→ Aim of the task
The whole listing is to be set down again without alteration.

::: Available data :::

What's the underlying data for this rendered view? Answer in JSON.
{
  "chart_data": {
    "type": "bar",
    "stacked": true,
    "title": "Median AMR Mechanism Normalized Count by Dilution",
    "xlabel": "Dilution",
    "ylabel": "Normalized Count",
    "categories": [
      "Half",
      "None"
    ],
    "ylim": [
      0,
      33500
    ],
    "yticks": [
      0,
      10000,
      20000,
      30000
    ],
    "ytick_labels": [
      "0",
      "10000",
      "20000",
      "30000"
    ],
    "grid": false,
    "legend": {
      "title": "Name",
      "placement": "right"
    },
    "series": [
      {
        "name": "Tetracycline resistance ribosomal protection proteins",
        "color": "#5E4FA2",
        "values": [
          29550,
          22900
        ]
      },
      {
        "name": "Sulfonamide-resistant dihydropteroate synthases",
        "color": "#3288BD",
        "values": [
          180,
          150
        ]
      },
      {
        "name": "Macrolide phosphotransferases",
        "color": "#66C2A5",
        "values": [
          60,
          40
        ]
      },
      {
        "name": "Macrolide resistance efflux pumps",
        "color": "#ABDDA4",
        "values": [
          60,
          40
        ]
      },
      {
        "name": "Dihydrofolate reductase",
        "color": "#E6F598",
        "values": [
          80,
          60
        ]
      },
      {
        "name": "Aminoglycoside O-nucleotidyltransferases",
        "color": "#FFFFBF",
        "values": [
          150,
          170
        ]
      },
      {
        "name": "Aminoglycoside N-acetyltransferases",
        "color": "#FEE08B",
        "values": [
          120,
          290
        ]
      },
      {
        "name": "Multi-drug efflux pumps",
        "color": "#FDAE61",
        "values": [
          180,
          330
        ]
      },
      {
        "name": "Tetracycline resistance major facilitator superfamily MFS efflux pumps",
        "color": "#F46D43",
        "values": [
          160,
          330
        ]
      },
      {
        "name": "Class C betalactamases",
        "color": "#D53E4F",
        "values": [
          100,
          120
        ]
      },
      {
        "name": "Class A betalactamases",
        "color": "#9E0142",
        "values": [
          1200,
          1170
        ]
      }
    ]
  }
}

:::

→ Problem solution
What's the underlying data for this rendered view? Answer in JSON.
{
  "chart_data": {
    "type": "bar",
    "stacked": true,
    "title": "Median AMR Mechanism Normalized Count by Dilution",
    "xlabel": "Dilution",
    "ylabel": "Normalized Count",
    "categories": [
      "Half",
      "None"
    ],
    "ylim": [
      0,
      33500
    ],
    "yticks": [
      0,
      10000,
      20000,
      30000
    ],
    "ytick_labels": [
      "0",
      "10000",
      "20000",
      "30000"
    ],
    "grid": false,
    "legend": {
      "title": "Name",
      "placement": "right"
    },
    "series": [
      {
        "name": "Tetracycline resistance ribosomal protection proteins",
        "color": "#5E4FA2",
        "values": [
          29550,
          22900
        ]
      },
      {
        "name": "Sulfonamide-resistant dihydropteroate synthases",
        "color": "#3288BD",
        "values": [
          180,
          150
        ]
      },
      {
        "name": "Macrolide phosphotransferases",
        "color": "#66C2A5",
        "values": [
          60,
          40
        ]
      },
      {
        "name": "Macrolide resistance efflux pumps",
        "color": "#ABDDA4",
        "values": [
          60,
          40
        ]
      },
      {
        "name": "Dihydrofolate reductase",
        "color": "#E6F598",
        "values": [
          80,
          60
        ]
      },
      {
        "name": "Aminoglycoside O-nucleotidyltransferases",
        "color": "#FFFFBF",
        "values": [
          150,
          170
        ]
      },
      {
        "name": "Aminoglycoside N-acetyltransferases",
        "color": "#FEE08B",
        "values": [
          120,
          290
        ]
      },
      {
        "name": "Multi-drug efflux pumps",
        "color": "#FDAE61",
        "values": [
          180,
          330
        ]
      },
      {
        "name": "Tetracycline resistance major facilitator superfamily MFS efflux pumps",
        "color": "#F46D43",
        "values": [
          160,
          330
        ]
      },
      {
        "name": "Class C betalactamases",
        "color": "#D53E4F",
        "values": [
          100,
          120
        ]
      },
      {
        "name": "Class A betalactamases",
        "color": "#9E0142",
        "values": [
          1200,
          1170
        ]
      }
    ]
  }
}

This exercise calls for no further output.